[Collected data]

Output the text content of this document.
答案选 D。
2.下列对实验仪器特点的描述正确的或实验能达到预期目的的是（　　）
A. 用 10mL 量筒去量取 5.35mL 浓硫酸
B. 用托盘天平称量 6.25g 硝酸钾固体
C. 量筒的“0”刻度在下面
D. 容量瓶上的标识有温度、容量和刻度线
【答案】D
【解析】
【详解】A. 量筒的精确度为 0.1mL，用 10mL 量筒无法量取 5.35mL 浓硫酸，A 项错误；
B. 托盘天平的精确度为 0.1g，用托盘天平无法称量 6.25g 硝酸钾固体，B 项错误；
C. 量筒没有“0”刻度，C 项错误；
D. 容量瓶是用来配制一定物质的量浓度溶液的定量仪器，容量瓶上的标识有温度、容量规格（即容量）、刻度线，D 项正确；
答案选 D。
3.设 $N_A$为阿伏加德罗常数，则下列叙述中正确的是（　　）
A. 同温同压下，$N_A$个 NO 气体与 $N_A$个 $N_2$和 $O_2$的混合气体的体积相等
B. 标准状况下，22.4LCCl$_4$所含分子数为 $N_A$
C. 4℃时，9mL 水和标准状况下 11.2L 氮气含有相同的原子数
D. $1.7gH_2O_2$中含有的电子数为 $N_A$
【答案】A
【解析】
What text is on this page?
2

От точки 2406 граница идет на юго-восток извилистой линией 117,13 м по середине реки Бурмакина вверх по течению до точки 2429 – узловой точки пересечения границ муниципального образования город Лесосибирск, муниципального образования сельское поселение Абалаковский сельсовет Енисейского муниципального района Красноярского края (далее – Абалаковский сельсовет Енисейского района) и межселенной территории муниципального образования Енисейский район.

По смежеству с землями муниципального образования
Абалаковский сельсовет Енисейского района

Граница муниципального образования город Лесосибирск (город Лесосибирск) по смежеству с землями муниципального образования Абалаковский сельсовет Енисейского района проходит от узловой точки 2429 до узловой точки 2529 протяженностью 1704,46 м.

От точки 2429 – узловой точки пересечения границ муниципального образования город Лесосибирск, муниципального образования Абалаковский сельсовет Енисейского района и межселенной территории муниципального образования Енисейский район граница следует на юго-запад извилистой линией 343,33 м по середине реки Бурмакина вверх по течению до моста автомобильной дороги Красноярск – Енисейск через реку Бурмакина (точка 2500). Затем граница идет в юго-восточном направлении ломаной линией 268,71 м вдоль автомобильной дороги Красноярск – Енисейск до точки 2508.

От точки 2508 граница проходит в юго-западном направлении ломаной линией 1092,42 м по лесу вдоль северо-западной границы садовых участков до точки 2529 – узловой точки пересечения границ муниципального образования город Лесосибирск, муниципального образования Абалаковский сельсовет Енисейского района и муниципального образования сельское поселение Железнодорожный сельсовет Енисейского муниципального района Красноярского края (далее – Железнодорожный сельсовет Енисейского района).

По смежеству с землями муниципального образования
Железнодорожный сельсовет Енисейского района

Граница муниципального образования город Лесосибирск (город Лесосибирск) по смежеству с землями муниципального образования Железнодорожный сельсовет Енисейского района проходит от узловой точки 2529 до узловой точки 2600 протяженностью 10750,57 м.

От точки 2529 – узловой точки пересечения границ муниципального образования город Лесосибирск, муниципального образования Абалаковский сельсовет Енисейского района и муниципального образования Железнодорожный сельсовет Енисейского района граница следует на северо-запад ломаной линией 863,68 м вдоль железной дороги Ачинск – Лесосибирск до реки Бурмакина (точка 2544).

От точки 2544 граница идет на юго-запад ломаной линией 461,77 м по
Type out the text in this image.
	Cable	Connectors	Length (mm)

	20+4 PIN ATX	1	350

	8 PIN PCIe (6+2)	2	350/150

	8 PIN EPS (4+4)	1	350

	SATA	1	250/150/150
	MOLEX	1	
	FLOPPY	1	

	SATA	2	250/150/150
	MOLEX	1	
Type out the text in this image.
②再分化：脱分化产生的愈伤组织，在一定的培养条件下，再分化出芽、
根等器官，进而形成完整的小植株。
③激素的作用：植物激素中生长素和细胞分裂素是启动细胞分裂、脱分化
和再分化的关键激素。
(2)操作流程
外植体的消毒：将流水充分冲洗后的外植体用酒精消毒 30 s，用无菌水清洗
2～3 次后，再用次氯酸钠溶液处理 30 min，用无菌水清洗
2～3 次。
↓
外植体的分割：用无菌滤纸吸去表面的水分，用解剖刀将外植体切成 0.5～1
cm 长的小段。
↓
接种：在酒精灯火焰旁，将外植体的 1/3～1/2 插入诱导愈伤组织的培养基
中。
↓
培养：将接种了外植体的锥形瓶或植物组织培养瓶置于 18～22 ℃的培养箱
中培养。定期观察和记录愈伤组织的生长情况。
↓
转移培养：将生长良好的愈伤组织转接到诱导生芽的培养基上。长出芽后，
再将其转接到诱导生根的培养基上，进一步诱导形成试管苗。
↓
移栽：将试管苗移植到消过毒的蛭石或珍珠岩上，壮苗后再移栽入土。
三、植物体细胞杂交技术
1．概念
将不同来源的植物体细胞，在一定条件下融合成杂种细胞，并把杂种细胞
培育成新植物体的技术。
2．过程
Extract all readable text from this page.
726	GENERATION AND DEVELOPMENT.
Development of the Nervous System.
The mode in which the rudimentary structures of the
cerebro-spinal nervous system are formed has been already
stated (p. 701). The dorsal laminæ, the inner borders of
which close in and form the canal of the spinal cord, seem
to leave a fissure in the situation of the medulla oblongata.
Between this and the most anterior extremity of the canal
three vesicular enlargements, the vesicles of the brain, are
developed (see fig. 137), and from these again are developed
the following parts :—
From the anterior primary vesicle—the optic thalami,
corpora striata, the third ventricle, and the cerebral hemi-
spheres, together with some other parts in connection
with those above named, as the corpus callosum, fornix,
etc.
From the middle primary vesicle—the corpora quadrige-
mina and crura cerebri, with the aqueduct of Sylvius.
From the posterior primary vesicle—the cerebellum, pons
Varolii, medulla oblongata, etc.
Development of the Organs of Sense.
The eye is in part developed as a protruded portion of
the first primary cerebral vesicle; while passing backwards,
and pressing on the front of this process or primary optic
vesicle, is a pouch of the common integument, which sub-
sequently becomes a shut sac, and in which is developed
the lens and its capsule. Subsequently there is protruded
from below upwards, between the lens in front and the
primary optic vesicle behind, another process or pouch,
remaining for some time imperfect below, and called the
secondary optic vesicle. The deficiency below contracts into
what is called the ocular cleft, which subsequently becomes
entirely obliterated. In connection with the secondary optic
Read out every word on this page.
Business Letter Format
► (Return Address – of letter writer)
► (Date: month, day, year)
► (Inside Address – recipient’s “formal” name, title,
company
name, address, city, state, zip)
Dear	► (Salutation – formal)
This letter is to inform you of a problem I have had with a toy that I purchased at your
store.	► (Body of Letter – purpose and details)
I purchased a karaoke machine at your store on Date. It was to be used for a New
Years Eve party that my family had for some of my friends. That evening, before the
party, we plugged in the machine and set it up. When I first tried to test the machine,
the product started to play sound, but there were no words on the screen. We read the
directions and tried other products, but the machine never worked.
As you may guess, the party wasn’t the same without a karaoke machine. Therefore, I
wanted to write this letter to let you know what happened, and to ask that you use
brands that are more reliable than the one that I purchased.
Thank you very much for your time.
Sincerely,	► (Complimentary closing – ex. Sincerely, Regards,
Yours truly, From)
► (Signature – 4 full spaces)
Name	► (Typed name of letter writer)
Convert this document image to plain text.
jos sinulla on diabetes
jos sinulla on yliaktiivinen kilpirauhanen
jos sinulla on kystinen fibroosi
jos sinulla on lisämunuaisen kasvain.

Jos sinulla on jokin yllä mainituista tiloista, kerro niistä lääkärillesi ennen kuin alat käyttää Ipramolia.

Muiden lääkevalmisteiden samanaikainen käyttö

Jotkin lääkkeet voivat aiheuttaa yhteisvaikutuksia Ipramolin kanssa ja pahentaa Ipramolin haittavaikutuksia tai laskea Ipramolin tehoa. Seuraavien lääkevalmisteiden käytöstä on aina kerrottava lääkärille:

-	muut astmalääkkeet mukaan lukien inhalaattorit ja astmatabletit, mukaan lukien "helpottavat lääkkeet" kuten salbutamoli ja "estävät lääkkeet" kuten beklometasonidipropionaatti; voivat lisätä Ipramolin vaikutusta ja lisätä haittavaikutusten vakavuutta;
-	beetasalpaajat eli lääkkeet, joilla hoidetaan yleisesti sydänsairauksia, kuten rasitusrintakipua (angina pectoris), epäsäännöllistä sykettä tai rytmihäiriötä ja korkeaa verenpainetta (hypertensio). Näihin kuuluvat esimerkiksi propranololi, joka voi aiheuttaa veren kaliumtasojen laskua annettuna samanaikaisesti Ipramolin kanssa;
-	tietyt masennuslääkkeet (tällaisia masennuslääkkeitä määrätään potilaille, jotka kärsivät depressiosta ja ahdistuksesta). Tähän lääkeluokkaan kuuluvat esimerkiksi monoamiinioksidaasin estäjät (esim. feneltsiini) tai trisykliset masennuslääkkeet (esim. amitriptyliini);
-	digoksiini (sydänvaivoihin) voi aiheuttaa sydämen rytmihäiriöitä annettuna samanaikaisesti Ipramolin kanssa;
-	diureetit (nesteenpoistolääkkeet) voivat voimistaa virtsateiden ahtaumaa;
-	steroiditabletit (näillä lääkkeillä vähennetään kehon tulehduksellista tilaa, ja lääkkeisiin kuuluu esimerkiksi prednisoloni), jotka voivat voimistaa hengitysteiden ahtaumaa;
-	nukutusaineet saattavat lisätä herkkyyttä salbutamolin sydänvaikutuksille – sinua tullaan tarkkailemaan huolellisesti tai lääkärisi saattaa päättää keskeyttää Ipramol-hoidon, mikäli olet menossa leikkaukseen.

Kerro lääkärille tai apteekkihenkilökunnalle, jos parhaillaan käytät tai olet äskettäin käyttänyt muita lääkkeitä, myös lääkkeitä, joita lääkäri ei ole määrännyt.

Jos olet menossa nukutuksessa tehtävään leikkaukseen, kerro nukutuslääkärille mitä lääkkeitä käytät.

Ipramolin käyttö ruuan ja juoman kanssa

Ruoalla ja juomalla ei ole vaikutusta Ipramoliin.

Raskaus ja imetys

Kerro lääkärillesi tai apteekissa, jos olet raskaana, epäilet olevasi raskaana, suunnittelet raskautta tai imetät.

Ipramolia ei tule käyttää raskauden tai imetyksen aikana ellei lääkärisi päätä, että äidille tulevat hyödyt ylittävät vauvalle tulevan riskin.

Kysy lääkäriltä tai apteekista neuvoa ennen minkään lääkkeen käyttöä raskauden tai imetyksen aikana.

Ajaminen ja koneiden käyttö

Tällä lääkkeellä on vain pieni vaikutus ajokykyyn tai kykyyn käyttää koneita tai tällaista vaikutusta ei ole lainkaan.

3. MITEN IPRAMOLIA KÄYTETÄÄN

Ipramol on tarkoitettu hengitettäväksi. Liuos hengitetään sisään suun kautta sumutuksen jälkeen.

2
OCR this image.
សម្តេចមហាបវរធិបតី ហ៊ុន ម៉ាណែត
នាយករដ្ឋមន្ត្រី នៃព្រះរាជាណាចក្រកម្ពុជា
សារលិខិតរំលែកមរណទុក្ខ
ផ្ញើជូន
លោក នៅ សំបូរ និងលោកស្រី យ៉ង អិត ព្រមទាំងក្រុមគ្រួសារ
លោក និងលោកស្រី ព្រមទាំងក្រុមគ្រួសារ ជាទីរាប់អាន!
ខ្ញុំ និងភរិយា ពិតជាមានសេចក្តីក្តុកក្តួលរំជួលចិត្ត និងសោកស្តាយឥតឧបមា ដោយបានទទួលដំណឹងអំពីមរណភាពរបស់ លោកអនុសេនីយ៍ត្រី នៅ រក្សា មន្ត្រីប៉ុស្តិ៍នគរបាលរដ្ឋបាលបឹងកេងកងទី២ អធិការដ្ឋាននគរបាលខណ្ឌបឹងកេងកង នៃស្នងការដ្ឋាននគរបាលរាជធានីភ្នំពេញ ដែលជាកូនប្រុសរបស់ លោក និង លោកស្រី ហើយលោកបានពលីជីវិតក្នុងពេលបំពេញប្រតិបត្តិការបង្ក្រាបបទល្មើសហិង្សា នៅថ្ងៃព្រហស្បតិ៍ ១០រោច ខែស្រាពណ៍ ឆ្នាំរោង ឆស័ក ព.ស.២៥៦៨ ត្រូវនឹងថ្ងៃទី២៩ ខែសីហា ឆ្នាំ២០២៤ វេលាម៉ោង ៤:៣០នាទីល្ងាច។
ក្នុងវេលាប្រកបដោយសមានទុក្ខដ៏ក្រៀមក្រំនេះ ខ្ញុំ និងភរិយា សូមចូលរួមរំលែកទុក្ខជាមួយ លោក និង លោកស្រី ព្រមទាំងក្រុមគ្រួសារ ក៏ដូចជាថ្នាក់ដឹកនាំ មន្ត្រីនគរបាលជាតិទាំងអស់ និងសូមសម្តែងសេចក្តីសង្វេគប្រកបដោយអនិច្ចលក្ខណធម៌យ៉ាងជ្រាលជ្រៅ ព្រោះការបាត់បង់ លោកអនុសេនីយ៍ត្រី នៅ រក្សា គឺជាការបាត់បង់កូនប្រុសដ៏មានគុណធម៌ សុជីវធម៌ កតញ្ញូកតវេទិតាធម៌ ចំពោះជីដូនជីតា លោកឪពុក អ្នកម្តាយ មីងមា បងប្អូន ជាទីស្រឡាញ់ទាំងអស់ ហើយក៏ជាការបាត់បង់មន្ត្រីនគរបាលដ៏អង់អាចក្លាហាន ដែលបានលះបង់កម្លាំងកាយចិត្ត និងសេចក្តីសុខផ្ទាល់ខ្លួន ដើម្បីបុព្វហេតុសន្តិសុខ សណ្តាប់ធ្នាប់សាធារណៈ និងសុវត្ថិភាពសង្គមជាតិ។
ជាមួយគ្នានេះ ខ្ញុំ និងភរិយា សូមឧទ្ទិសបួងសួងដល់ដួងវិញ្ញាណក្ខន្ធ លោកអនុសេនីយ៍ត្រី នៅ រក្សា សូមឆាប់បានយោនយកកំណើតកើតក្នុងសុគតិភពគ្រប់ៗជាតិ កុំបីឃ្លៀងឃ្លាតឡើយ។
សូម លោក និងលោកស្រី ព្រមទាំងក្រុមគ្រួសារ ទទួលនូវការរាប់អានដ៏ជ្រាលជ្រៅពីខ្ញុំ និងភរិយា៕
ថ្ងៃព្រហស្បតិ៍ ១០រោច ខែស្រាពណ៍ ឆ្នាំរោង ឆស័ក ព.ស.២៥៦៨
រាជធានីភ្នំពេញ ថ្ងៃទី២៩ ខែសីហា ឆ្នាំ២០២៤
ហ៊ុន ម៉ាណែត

→ **Requirements**:
Check each line of the records above for the word "machine", then give the number of lines that have it, with no other words.

→ **Expected answer**:
4